--- START GIVEN INFORMATION ---

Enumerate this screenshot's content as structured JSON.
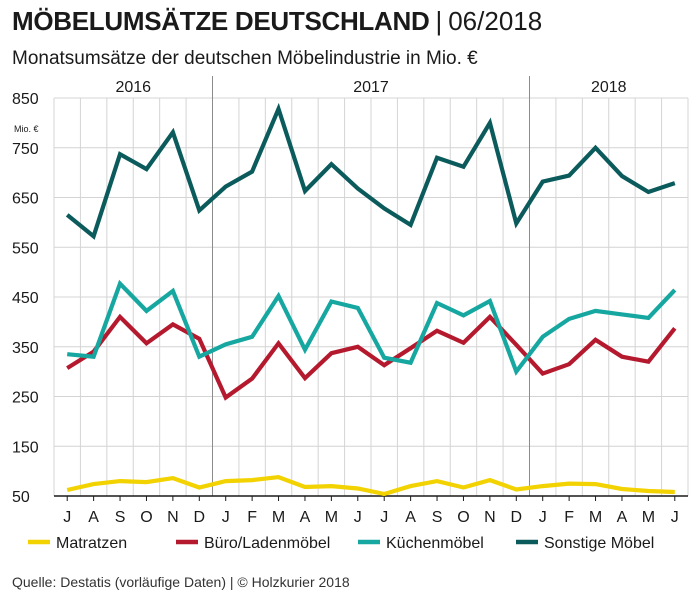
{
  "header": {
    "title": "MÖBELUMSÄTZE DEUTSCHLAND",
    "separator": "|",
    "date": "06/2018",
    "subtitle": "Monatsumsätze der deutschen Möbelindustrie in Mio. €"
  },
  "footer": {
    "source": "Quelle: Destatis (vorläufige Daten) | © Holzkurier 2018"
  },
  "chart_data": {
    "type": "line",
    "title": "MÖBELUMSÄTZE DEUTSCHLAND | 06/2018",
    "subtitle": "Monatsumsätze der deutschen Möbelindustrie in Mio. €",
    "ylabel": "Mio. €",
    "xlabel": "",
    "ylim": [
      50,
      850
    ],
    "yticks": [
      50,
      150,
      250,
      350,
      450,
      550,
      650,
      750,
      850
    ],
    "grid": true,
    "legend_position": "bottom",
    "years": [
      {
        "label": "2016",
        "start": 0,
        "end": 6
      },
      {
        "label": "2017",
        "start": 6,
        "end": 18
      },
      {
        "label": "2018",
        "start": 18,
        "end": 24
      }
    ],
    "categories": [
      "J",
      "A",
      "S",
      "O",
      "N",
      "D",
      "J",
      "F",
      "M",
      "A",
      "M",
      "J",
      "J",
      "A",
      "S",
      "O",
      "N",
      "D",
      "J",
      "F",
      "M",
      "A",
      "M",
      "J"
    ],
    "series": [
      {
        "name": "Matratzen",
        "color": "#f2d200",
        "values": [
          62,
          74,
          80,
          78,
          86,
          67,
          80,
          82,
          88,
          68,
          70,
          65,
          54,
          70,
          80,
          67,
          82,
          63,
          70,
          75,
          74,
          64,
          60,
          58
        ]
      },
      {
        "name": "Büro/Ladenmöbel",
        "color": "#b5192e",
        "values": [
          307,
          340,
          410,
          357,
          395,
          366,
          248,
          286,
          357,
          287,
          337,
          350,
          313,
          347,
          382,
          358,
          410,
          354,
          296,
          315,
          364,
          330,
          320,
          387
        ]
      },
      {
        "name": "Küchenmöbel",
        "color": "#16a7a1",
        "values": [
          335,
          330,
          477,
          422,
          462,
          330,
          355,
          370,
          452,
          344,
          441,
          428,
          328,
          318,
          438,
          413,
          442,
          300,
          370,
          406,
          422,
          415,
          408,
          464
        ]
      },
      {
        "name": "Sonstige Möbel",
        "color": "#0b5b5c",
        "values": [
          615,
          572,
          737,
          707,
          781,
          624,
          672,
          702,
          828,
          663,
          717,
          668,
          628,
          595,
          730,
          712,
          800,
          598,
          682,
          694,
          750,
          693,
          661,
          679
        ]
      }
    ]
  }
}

--- END GIVEN INFORMATION ---
--- START GIVEN INFORMATION ---

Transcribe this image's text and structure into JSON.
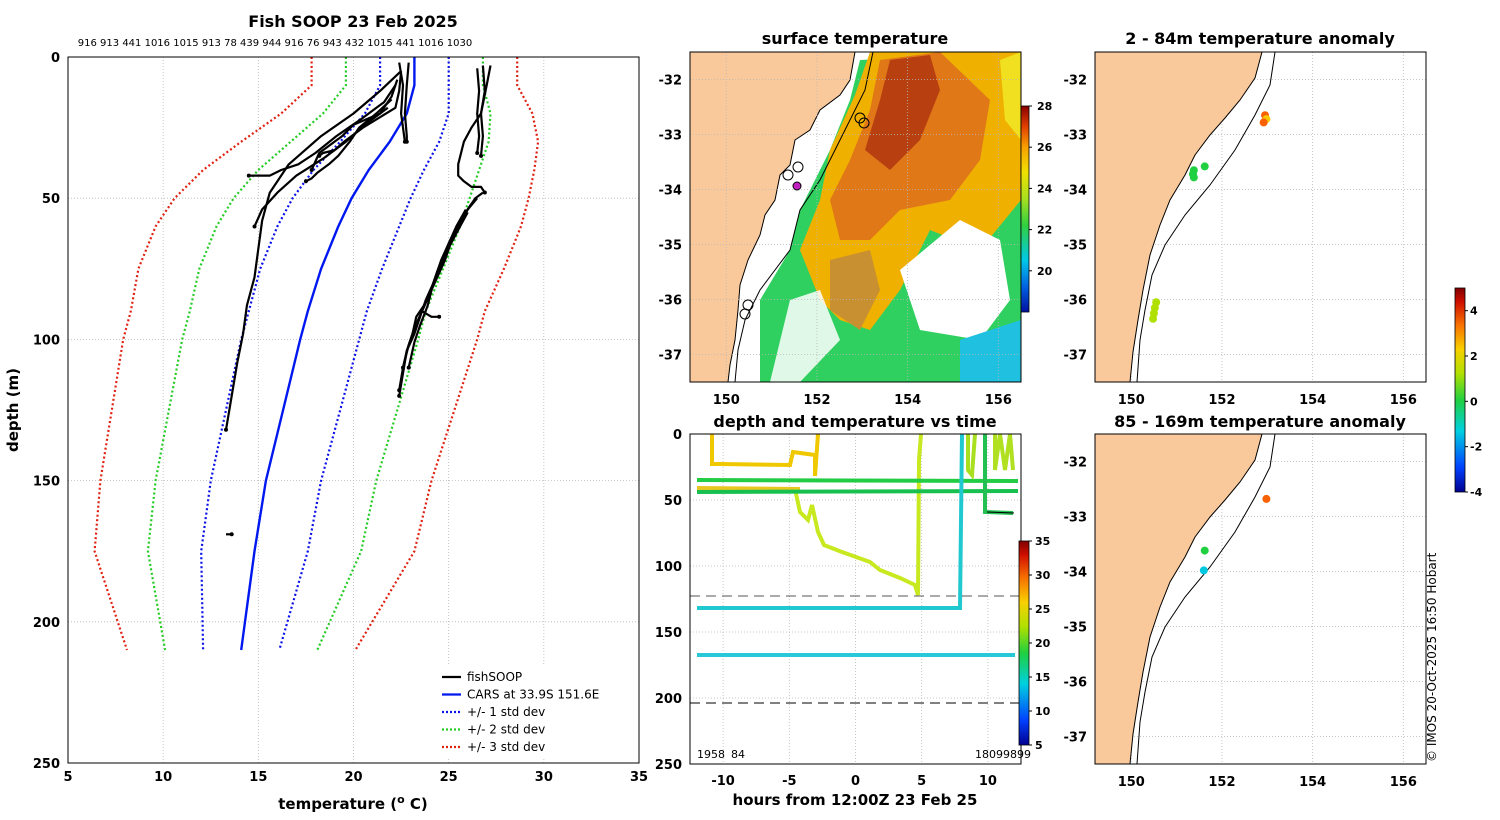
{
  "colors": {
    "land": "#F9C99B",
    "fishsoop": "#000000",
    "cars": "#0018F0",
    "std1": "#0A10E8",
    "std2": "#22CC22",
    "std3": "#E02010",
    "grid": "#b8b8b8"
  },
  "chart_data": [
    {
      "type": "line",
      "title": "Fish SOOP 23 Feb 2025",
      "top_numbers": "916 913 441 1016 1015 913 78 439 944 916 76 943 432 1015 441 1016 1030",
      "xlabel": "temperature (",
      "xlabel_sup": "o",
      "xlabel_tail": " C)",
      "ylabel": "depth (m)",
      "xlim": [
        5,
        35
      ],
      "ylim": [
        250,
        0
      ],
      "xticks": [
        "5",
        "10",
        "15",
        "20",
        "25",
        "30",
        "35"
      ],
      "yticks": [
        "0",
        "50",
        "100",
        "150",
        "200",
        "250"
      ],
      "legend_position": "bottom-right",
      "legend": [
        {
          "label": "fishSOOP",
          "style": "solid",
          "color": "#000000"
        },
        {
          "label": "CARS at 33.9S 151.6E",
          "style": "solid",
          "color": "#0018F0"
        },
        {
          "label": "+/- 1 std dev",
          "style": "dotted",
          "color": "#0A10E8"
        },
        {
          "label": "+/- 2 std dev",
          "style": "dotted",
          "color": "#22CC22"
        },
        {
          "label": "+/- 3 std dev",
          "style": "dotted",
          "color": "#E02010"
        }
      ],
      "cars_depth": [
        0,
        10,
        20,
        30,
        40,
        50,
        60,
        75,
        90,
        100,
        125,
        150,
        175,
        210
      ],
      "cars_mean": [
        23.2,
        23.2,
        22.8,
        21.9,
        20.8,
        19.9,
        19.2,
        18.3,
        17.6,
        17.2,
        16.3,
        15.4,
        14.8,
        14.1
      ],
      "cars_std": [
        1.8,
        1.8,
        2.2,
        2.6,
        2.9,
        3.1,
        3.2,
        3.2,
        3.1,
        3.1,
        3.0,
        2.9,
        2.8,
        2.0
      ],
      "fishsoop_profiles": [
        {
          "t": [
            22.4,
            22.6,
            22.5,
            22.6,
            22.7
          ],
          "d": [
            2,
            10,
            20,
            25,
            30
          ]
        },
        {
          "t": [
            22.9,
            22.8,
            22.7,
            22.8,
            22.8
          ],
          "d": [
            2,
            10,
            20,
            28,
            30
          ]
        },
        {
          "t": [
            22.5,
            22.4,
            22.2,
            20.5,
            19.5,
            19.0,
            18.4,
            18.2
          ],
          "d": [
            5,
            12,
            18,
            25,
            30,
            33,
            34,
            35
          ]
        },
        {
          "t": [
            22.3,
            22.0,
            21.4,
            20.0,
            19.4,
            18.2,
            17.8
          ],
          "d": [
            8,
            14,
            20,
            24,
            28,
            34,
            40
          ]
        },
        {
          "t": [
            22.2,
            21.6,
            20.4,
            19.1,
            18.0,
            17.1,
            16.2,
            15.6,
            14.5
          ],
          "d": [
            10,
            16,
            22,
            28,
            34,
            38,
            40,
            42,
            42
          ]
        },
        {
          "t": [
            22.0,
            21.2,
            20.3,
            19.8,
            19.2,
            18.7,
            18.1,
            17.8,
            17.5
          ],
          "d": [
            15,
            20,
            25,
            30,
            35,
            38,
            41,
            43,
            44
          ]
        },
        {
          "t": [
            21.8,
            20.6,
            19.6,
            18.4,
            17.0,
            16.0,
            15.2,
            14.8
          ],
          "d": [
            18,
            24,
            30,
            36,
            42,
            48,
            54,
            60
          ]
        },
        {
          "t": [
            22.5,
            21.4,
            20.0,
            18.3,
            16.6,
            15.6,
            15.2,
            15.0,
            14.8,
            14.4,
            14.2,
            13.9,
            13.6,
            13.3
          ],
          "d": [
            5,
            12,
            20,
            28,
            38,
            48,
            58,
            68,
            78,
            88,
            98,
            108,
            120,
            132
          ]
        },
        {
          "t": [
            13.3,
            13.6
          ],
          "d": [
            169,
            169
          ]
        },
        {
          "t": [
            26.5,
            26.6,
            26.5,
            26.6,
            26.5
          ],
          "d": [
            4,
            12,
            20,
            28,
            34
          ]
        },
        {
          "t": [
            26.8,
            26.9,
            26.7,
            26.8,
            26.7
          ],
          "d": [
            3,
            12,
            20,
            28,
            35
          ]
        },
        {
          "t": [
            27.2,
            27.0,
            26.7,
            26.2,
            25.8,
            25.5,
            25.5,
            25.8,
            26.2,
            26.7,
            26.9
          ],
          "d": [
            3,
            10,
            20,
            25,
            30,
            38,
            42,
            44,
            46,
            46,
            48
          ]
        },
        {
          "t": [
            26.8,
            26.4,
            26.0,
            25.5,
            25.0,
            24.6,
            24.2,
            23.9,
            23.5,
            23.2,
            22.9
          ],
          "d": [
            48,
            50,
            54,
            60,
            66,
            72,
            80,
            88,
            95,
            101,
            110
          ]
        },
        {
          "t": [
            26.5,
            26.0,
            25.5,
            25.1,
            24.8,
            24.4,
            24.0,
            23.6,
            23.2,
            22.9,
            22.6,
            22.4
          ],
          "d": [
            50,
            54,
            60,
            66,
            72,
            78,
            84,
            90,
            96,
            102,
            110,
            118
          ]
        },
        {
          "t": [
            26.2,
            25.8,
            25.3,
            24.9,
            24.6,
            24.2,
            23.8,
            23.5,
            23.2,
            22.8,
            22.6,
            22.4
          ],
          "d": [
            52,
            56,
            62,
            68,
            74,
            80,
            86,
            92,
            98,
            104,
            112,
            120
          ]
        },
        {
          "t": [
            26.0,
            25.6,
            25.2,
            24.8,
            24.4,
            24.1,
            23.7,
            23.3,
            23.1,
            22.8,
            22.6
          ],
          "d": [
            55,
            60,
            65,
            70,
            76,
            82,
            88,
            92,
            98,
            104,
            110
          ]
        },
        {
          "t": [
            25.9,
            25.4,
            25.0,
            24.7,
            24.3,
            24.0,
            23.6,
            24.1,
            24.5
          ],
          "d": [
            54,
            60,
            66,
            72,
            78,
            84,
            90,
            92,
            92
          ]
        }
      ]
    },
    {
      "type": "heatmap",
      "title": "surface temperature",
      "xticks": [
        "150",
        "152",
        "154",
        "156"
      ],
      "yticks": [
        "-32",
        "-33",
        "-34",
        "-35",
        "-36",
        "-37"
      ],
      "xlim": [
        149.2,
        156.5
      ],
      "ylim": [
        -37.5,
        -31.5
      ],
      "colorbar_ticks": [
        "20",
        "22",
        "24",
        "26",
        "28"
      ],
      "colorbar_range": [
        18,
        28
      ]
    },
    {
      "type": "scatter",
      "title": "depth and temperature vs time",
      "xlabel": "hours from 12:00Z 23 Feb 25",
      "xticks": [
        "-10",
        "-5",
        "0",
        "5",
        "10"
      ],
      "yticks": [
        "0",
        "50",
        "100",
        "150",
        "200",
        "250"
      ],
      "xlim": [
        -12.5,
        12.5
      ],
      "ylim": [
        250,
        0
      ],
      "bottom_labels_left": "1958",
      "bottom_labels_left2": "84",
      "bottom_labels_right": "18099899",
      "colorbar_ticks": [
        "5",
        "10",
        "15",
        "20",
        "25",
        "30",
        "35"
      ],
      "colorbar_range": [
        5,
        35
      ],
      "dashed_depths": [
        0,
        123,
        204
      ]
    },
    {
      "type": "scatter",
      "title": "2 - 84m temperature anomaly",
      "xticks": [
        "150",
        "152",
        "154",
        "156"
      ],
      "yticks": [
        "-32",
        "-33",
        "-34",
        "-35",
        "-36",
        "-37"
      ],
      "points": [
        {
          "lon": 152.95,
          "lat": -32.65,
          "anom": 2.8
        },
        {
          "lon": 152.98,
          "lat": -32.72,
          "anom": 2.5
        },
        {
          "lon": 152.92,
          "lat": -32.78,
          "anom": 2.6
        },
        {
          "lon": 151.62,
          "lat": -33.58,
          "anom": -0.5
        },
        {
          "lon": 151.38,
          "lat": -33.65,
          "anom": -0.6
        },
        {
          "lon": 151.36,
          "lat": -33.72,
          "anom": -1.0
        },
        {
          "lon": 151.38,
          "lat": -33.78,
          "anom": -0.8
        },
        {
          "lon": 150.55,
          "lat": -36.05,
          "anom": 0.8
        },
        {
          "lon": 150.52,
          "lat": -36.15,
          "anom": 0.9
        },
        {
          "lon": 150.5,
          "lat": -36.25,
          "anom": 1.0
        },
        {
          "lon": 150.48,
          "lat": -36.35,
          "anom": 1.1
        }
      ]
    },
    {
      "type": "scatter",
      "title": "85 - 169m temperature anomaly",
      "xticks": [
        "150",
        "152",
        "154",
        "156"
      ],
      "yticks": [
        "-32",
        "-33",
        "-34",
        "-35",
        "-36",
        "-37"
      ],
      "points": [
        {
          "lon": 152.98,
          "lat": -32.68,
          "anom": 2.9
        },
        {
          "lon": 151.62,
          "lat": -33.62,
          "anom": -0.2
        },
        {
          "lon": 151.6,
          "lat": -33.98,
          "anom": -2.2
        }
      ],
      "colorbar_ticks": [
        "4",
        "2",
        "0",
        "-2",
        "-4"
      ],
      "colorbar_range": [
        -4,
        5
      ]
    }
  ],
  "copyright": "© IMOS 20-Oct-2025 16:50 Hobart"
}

--- END GIVEN INFORMATION ---

**TASK**
Within the material above, find the lines that contain the word "Monatsumsätze"; copy them.

**CORRECT OUTPUT**
    "subtitle": "Monatsumsätze der deutschen Möbelindustrie in Mio. €"
    "subtitle": "Monatsumsätze der deutschen Möbelindustrie in Mio. €",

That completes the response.